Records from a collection
________________________________________
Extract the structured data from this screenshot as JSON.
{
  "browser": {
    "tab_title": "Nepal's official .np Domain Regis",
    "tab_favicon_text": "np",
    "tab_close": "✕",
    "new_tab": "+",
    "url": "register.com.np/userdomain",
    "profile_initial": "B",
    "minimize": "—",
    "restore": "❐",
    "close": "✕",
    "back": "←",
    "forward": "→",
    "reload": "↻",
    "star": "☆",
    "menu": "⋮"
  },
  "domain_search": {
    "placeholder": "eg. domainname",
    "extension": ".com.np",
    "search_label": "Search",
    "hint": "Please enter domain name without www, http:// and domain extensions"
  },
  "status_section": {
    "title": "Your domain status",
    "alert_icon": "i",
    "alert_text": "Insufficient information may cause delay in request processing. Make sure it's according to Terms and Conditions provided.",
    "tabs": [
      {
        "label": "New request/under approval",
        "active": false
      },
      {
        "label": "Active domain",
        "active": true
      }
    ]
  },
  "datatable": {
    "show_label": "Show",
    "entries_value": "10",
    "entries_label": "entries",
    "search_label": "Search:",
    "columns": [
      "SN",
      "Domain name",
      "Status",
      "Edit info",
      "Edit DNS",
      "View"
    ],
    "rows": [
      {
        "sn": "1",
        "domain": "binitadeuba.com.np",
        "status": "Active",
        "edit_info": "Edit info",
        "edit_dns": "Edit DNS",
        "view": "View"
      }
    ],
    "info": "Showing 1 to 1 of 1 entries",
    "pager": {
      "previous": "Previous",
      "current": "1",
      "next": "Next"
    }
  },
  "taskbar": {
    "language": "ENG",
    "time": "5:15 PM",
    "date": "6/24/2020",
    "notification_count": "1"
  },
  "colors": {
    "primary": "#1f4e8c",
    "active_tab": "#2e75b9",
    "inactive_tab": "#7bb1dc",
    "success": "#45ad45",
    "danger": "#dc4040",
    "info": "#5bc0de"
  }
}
________________________________________
--- AIM OF THE TASK ---
Among the records above, how many lines carry the string "request"? Reply with the number alone.

--- SOLUTION TO THIS EXERCISE ---
2